* _Recorded data_
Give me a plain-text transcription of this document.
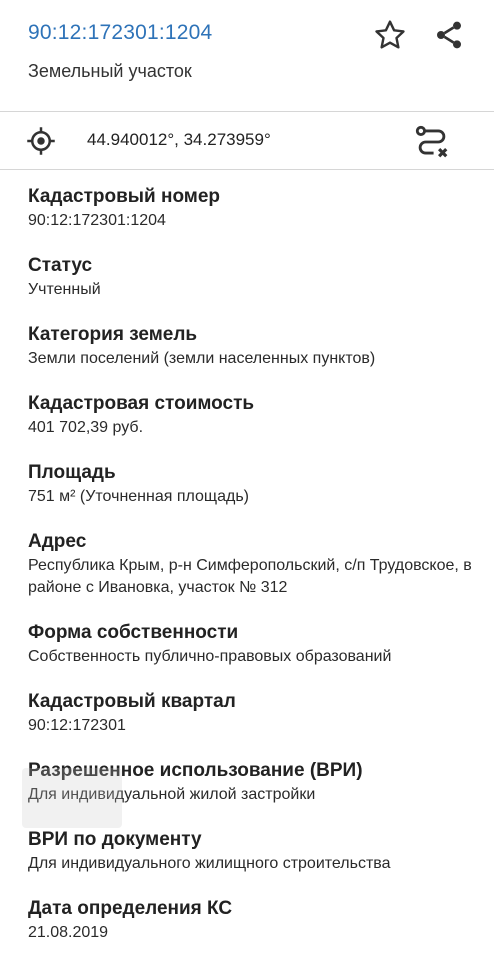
90:12:172301:1204
Земельный участок
44.940012°, 34.273959°
Кадастровый номер
90:12:172301:1204
Статус
Учтенный
Категория земель
Земли поселений (земли населенных пунктов)
Кадастровая стоимость
401 702,39 руб.
Площадь
751 м² (Уточненная площадь)
Адрес
Республика Крым, р-н Симферопольский, с/п Трудовское, в районе с Ивановка, участок № 312
Форма собственности
Собственность публично-правовых образований
Кадастровый квартал
90:12:172301
Разрешенное использование (ВРИ)
Для индивидуальной жилой застройки
ВРИ по документу
Для индивидуального жилищного строительства
Дата определения КС
21.08.2019
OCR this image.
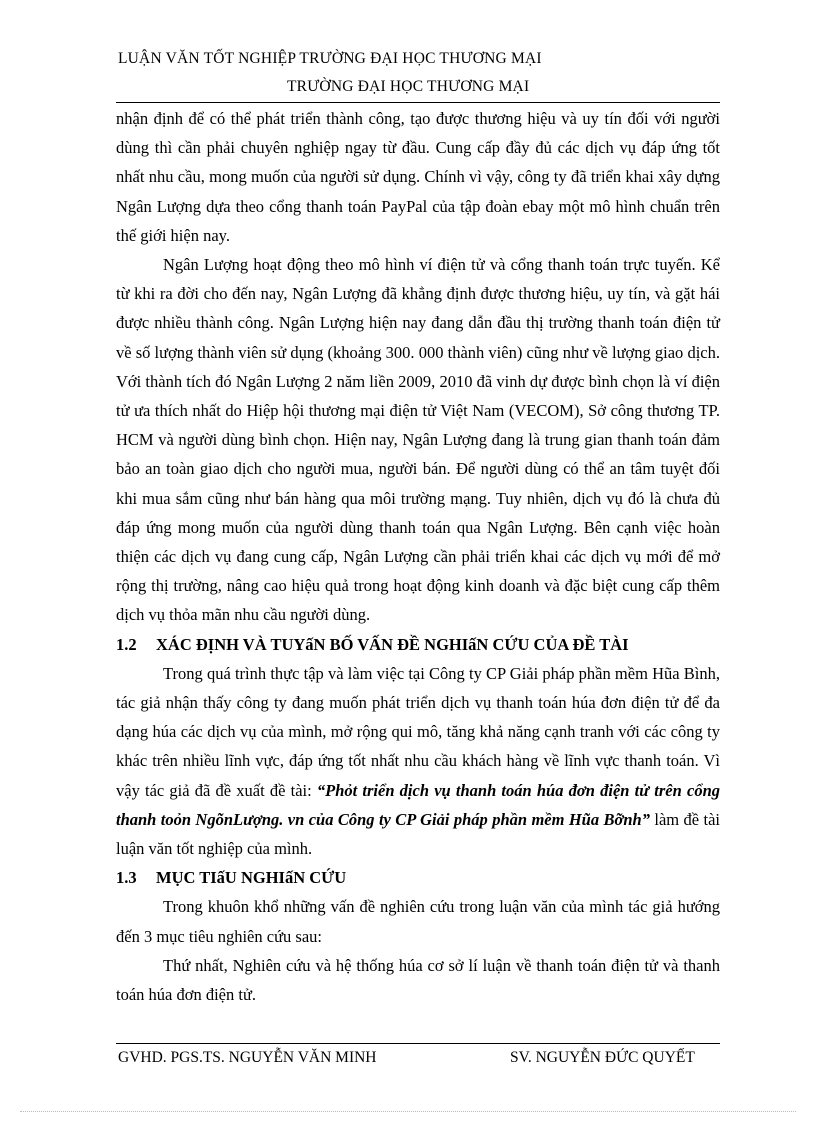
LUẬN VĂN TỐT NGHIỆP TRƯỜNG ĐẠI HỌC THƯƠNG MẠI
TRƯỜNG ĐẠI HỌC THƯƠNG MẠI

nhận định để có thể phát triển thành công, tạo được thương hiệu và uy tín đối với người dùng thì cần phải chuyên nghiệp ngay từ đầu. Cung cấp đầy đủ các dịch vụ đáp ứng tốt nhất nhu cầu, mong muốn của người sử dụng. Chính vì vậy, công ty đã triển khai xây dựng Ngân Lượng dựa theo cổng thanh toán PayPal của tập đoàn ebay một mô hình chuẩn trên thế giới hiện nay.

Ngân Lượng hoạt động theo mô hình ví điện tử và cổng thanh toán trực tuyến. Kể từ khi ra đời cho đến nay, Ngân Lượng đã khẳng định được thương hiệu, uy tín, và gặt hái được nhiều thành công. Ngân Lượng hiện nay đang dẫn đầu thị trường thanh toán điện tử về số lượng thành viên sử dụng (khoảng 300. 000 thành viên) cũng như về lượng giao dịch. Với thành tích đó Ngân Lượng 2 năm liền 2009, 2010 đã vinh dự được bình chọn là ví điện tử ưa thích nhất do Hiệp hội thương mại điện tử Việt Nam (VECOM), Sở công thương TP. HCM và người dùng bình chọn. Hiện nay, Ngân Lượng đang là trung gian thanh toán đảm bảo an toàn giao dịch cho người mua, người bán. Để người dùng có thể an tâm tuyệt đối khi mua sắm cũng như bán hàng qua môi trường mạng. Tuy nhiên, dịch vụ đó là chưa đủ đáp ứng mong muốn của người dùng thanh toán qua Ngân Lượng. Bên cạnh việc hoàn thiện các dịch vụ đang cung cấp, Ngân Lượng cần phải triển khai các dịch vụ mới để mở rộng thị trường, nâng cao hiệu quả trong hoạt động kinh doanh và đặc biệt cung cấp thêm dịch vụ thỏa mãn nhu cầu người dùng.

1.2 XÁC ĐỊNH VÀ TUYấN BỐ VẤN ĐỀ NGHIấN CỨU CỦA ĐỀ TÀI

Trong quá trình thực tập và làm việc tại Công ty CP Giải pháp phần mềm Hũa Bình, tác giả nhận thấy công ty đang muốn phát triển dịch vụ thanh toán húa đơn điện tử để đa dạng húa các dịch vụ của mình, mở rộng qui mô, tăng khả năng cạnh tranh với các công ty khác trên nhiều lĩnh vực, đáp ứng tốt nhất nhu cầu khách hàng về lĩnh vực thanh toán. Vì vậy tác giả đã đề xuất đề tài: “Phỏt triển dịch vụ thanh toán húa đơn điện tử trên cổng thanh toỏn NgõnLượng. vn của Công ty CP Giải pháp phần mềm Hũa Bỡnh” làm đề tài luận văn tốt nghiệp của mình.

1.3 MỤC TIấU NGHIấN CỨU

Trong khuôn khổ những vấn đề nghiên cứu trong luận văn của mình tác giả hướng đến 3 mục tiêu nghiên cứu sau:

Thứ nhất, Nghiên cứu và hệ thống húa cơ sở lí luận về thanh toán điện tử và thanh toán húa đơn điện tử.

GVHD. PGS.TS. NGUYỄN VĂN MINH	SV. NGUYỄN ĐỨC QUYẾT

* _What is required_
Search the lines above for the string "Кадастровый", then show every one that has it.

* _Completed task_
Кадастровый номер
Кадастровый квартал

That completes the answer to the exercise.